Documento fuente:

'''

Las encuestas de opinión sugieren que las acusaciones de Trump de una “elección amañada” han tocado una fibra sensible: el 41% de los votantes le cree cuando dice que las elecciones pueden ser amañadas, según una encuesta. Más de dos tercios de los republicanos creen que si Hillary Clinton es declarada ganadora, será por culpa de una votación ilegal o una votación manipulada, según otro estudio.

Casi con total seguridad, esas actitudes son el resultado de una década con la letanía por parte de los republicanos de que las elecciones pueden ser manipuladas por la participación ilegal de gente muerta, migrantes ilegales e incluso de animales domésticos. A día de hoy, muchos republicanos están convencidos de que Barack Obama fue elegido solo porque grupos de organización comunitaria como Acorn –ahora desaparecida– registraron cifras extraordinarias de votantes que no existían en barrios marginales y porque autobuses llenos de mexicanos cruzaron la frontera para votar utilizando algún otro nombre.

Ocho años antes de que Trump dijese en público las palabras “elecciones amañadas”, el primer oponente republicano de Obama, John McCain, dijo en un debate presidencial que Acorn estaba “a punto de perpetrar uno de los mayores fraudes en la historia de las votaciones de este país, quizá destrozando el tejido democrático”. Nunca apareció una prueba de un solo voto emitido de manera fraudulenta procedente de las actividades de Acorn.

Mientras que los candidatos demócratas rara vez han recurrido a ese tipo de lenguaje incendiario, sus seguidores de base sí que lo han hecho, algo que indica que el problema va más allá de los partidos. En las elecciones de 2004, en las que George W. Bush fue reelegido a pesar de la creciente impopularidad de la guerra de Irak, hubo una explosión de infundadas teorías de la conspiración sobre que los republicanos confabulaban con los fabricantes de las máquinas electrónicas de voto y que nunca volverían a perder unas elecciones (teoría que se desbarató tan pronto como los demócratas reconquistaron el control de la Cámara de los Representantes dos años después).

'''

Datos guardados:
'''

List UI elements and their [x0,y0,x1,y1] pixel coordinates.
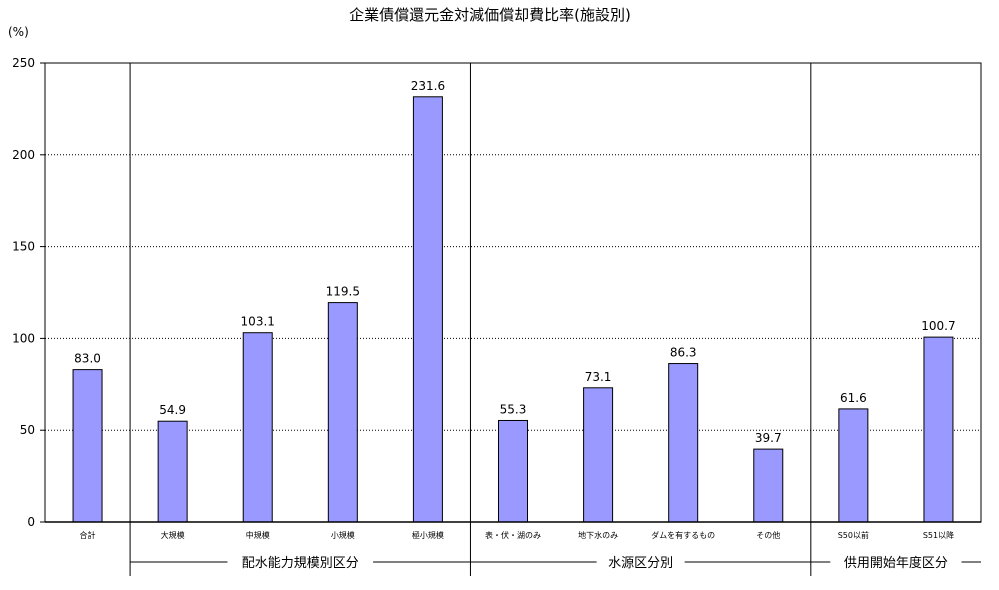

'''

Solicitud escrita:
Extrae del texto sobre las denuncias de fraude electoral el fragmento que empieza en "Mientras que los" y termina en "dos años después).", sin cambiar una sola palabra. Los datos no cuentan para nada aquí.

Respuesta:
Mientras que los candidatos demócratas rara vez han recurrido a ese tipo de lenguaje incendiario, sus seguidores de base sí que lo han hecho, algo que indica que el problema va más allá de los partidos. En las elecciones de 2004, en las que George W. Bush fue reelegido a pesar de la creciente impopularidad de la guerra de Irak, hubo una explosión de infundadas teorías de la conspiración sobre que los republicanos confabulaban con los fabricantes de las máquinas electrónicas de voto y que nunca volverían a perder unas elecciones (teoría que se desbarató tan pronto como los demócratas reconquistaron el control de la Cámara de los Representantes dos años después).